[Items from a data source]
----------------------------------------
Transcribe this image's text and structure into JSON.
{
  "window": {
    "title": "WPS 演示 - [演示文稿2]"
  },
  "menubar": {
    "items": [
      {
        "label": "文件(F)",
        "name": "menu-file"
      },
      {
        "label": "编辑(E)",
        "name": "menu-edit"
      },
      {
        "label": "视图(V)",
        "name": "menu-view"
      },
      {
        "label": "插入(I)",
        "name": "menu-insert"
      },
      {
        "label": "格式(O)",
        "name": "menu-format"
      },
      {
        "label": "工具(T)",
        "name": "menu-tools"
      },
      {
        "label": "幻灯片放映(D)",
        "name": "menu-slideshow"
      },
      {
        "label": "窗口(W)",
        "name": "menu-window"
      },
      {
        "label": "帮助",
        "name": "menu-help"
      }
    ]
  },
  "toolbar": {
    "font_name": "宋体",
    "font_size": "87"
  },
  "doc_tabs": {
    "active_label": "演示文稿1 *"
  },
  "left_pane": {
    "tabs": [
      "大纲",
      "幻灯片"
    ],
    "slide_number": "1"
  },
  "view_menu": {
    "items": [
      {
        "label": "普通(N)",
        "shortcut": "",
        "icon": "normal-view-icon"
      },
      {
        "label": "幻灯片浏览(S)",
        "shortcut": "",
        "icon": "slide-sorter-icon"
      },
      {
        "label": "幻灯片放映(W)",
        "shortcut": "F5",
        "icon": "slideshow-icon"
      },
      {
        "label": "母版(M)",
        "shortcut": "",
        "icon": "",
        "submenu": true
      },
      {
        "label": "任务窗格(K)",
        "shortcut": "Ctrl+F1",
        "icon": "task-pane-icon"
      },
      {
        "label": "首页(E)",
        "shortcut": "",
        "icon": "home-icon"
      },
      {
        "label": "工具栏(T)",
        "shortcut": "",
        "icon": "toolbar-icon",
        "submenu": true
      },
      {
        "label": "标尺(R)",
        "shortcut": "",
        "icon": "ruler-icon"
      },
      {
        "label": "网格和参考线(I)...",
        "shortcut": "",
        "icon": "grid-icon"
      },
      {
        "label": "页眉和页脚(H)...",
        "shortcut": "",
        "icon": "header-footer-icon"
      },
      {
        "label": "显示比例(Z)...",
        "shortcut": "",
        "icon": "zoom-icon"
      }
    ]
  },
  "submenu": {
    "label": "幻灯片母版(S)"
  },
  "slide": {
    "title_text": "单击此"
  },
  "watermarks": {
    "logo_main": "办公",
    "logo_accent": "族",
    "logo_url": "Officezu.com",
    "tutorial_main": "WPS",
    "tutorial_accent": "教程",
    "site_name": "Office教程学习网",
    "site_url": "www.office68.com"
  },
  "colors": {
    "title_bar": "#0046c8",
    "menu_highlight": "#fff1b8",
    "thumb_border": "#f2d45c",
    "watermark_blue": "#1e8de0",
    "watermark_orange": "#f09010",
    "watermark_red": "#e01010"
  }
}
----------------------------------------
Exercise directions:
Reproduce every line above without error.

Exercise output:
Transcribe this image's text and structure into JSON.
{
  "window": {
    "title": "WPS 演示 - [演示文稿2]"
  },
  "menubar": {
    "items": [
      {
        "label": "文件(F)",
        "name": "menu-file"
      },
      {
        "label": "编辑(E)",
        "name": "menu-edit"
      },
      {
        "label": "视图(V)",
        "name": "menu-view"
      },
      {
        "label": "插入(I)",
        "name": "menu-insert"
      },
      {
        "label": "格式(O)",
        "name": "menu-format"
      },
      {
        "label": "工具(T)",
        "name": "menu-tools"
      },
      {
        "label": "幻灯片放映(D)",
        "name": "menu-slideshow"
      },
      {
        "label": "窗口(W)",
        "name": "menu-window"
      },
      {
        "label": "帮助",
        "name": "menu-help"
      }
    ]
  },
  "toolbar": {
    "font_name": "宋体",
    "font_size": "87"
  },
  "doc_tabs": {
    "active_label": "演示文稿1 *"
  },
  "left_pane": {
    "tabs": [
      "大纲",
      "幻灯片"
    ],
    "slide_number": "1"
  },
  "view_menu": {
    "items": [
      {
        "label": "普通(N)",
        "shortcut": "",
        "icon": "normal-view-icon"
      },
      {
        "label": "幻灯片浏览(S)",
        "shortcut": "",
        "icon": "slide-sorter-icon"
      },
      {
        "label": "幻灯片放映(W)",
        "shortcut": "F5",
        "icon": "slideshow-icon"
      },
      {
        "label": "母版(M)",
        "shortcut": "",
        "icon": "",
        "submenu": true
      },
      {
        "label": "任务窗格(K)",
        "shortcut": "Ctrl+F1",
        "icon": "task-pane-icon"
      },
      {
        "label": "首页(E)",
        "shortcut": "",
        "icon": "home-icon"
      },
      {
        "label": "工具栏(T)",
        "shortcut": "",
        "icon": "toolbar-icon",
        "submenu": true
      },
      {
        "label": "标尺(R)",
        "shortcut": "",
        "icon": "ruler-icon"
      },
      {
        "label": "网格和参考线(I)...",
        "shortcut": "",
        "icon": "grid-icon"
      },
      {
        "label": "页眉和页脚(H)...",
        "shortcut": "",
        "icon": "header-footer-icon"
      },
      {
        "label": "显示比例(Z)...",
        "shortcut": "",
        "icon": "zoom-icon"
      }
    ]
  },
  "submenu": {
    "label": "幻灯片母版(S)"
  },
  "slide": {
    "title_text": "单击此"
  },
  "watermarks": {
    "logo_main": "办公",
    "logo_accent": "族",
    "logo_url": "Officezu.com",
    "tutorial_main": "WPS",
    "tutorial_accent": "教程",
    "site_name": "Office教程学习网",
    "site_url": "www.office68.com"
  },
  "colors": {
    "title_bar": "#0046c8",
    "menu_highlight": "#fff1b8",
    "thumb_border": "#f2d45c",
    "watermark_blue": "#1e8de0",
    "watermark_orange": "#f09010",
    "watermark_red": "#e01010"
  }
}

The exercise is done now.